Provided entries:
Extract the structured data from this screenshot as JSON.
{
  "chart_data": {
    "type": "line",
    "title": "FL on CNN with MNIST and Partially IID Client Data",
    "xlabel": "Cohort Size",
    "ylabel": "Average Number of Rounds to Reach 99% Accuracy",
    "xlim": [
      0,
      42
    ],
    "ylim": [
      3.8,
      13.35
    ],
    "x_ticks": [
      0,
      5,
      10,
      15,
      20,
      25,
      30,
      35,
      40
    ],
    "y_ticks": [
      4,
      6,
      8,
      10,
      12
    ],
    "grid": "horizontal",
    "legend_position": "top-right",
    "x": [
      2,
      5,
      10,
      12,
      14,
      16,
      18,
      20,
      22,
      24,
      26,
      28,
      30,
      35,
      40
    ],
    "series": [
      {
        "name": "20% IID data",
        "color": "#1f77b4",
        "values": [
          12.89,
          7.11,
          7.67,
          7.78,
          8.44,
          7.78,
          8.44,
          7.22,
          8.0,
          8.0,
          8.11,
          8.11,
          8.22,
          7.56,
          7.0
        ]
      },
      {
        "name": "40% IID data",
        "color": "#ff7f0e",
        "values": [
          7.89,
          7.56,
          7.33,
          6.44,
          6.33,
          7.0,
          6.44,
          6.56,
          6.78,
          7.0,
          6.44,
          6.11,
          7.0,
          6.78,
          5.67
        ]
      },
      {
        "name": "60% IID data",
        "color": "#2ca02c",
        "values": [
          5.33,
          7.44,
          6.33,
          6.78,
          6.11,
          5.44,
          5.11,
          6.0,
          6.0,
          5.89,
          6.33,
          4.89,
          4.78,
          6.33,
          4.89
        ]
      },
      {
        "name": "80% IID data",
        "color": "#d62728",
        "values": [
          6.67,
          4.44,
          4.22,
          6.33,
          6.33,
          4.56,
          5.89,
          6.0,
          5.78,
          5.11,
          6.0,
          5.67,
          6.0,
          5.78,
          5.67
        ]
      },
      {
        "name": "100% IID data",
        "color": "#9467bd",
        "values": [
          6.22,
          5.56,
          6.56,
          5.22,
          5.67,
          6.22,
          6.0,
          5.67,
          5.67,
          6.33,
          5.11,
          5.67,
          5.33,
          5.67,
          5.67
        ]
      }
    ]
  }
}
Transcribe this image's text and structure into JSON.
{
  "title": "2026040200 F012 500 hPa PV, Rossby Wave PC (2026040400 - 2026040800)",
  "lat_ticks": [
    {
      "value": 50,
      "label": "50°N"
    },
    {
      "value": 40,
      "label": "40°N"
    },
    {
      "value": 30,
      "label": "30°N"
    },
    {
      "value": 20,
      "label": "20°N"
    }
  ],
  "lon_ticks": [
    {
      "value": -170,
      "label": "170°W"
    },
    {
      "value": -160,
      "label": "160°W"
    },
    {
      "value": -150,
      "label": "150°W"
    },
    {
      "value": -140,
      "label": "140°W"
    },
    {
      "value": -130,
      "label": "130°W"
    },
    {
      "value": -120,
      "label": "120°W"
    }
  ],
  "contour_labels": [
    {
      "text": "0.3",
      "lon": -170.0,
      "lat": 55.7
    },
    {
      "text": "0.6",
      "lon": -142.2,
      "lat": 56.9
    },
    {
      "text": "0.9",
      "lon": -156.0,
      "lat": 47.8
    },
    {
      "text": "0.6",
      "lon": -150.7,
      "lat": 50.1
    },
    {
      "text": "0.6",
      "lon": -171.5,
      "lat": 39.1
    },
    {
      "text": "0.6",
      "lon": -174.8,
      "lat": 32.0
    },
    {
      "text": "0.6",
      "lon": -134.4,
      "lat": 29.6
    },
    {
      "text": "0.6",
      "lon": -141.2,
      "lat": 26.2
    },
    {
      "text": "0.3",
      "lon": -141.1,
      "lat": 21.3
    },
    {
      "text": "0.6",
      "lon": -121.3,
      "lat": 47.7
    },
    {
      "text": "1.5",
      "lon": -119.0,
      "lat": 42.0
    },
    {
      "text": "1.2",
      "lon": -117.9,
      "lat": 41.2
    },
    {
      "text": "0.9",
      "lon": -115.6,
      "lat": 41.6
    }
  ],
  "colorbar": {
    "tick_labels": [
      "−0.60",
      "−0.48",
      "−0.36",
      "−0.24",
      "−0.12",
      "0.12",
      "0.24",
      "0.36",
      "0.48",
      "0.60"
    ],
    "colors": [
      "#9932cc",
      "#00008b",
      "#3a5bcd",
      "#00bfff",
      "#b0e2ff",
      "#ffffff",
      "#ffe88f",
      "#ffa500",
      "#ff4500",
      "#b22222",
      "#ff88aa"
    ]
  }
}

The problem:
Show every line where the string "title" appears.

Reply:
    "title": "FL on CNN with MNIST and Partially IID Client Data",
  "title": "2026040200 F012 500 hPa PV, Rossby Wave PC (2026040400 - 2026040800)",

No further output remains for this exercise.